[STORED DATA]
-=-=-=-=-

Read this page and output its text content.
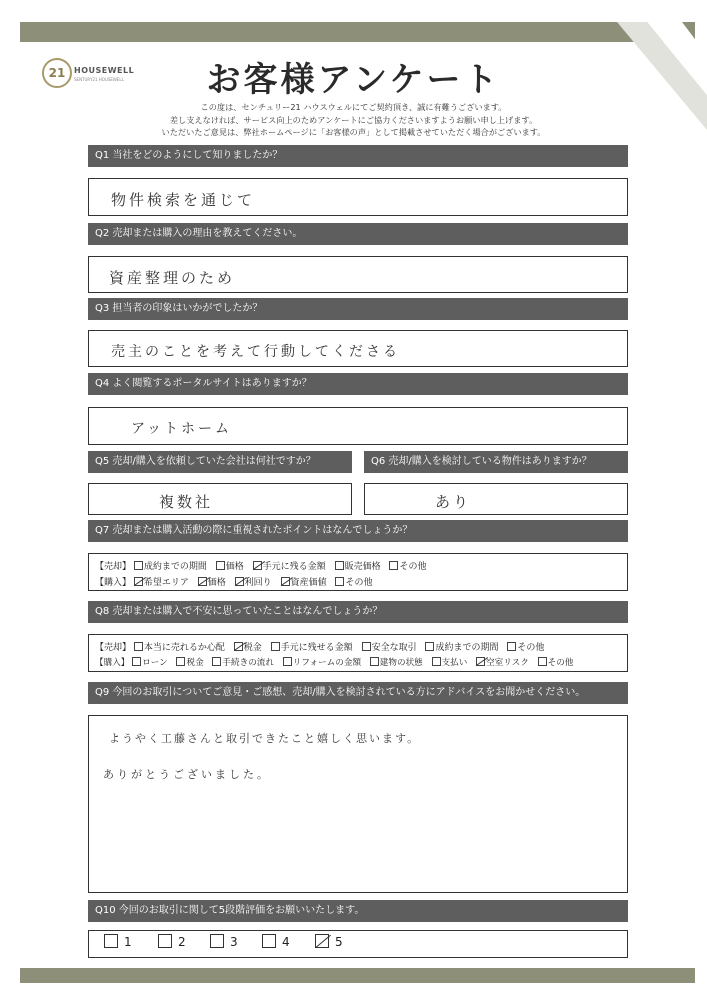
21	HOUSEWELL
SENTURY21 HOUSEWELL	お客様アンケート
この度は、センチュリー21 ハウスウェルにてご契約頂き、誠に有難うございます。
差し支えなければ、サービス向上のためアンケートにご協力くださいますようお願い申し上げます。
いただいたご意見は、弊社ホームページに「お客様の声」として掲載させていただく場合がございます。
Q1 当社をどのようにして知りましたか？
物件検索を通じて
Q2 売却または購入の理由を教えてください。
資産整理のため
Q3 担当者の印象はいかがでしたか？
売主のことを考えて行動してくださる
Q4 よく閲覧するポータルサイトはありますか？
アットホーム
Q5 売却/購入を依頼していた会社は何社ですか？
複数社
Q6 売却/購入を検討している物件はありますか？
あり
Q7 売却または購入活動の際に重視されたポイントはなんでしょうか？
【売却】 成約までの期間 価格 手元に残る金額 販売価格 その他
【購入】 希望エリア 価格 利回り 資産価値 その他
Q8 売却または購入で不安に思っていたことはなんでしょうか？
【売却】 本当に売れるか心配 税金 手元に残せる金額 安全な取引 成約までの期間 その他
【購入】 ローン 税金 手続きの流れ リフォームの金額 建物の状態 支払い 空室リスク その他
Q9 今回のお取引についてご意見・ご感想、売却/購入を検討されている方にアドバイスをお聞かせください。
ようやく工藤さんと取引できたこと嬉しく思います。
ありがとうございました。
Q10 今回のお取引に関して5段階評価をお願いいたします。
1	2	3	4	5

-=-=-=-=-

[PROBLEM DESCRIPTION] Return the listing above word for word, with the pictures removed.

[THE COMPLETED TASK]
Read this page and output its text content.
21	HOUSEWELL
SENTURY21 HOUSEWELL	お客様アンケート
この度は、センチュリー21 ハウスウェルにてご契約頂き、誠に有難うございます。
差し支えなければ、サービス向上のためアンケートにご協力くださいますようお願い申し上げます。
いただいたご意見は、弊社ホームページに「お客様の声」として掲載させていただく場合がございます。
Q1 当社をどのようにして知りましたか？
物件検索を通じて
Q2 売却または購入の理由を教えてください。
資産整理のため
Q3 担当者の印象はいかがでしたか？
売主のことを考えて行動してくださる
Q4 よく閲覧するポータルサイトはありますか？
アットホーム
Q5 売却/購入を依頼していた会社は何社ですか？
複数社
Q6 売却/購入を検討している物件はありますか？
あり
Q7 売却または購入活動の際に重視されたポイントはなんでしょうか？
【売却】 成約までの期間 価格 手元に残る金額 販売価格 その他
【購入】 希望エリア 価格 利回り 資産価値 その他
Q8 売却または購入で不安に思っていたことはなんでしょうか？
【売却】 本当に売れるか心配 税金 手元に残せる金額 安全な取引 成約までの期間 その他
【購入】 ローン 税金 手続きの流れ リフォームの金額 建物の状態 支払い 空室リスク その他
Q9 今回のお取引についてご意見・ご感想、売却/購入を検討されている方にアドバイスをお聞かせください。
ようやく工藤さんと取引できたこと嬉しく思います。
ありがとうございました。
Q10 今回のお取引に関して5段階評価をお願いいたします。
1	2	3	4	5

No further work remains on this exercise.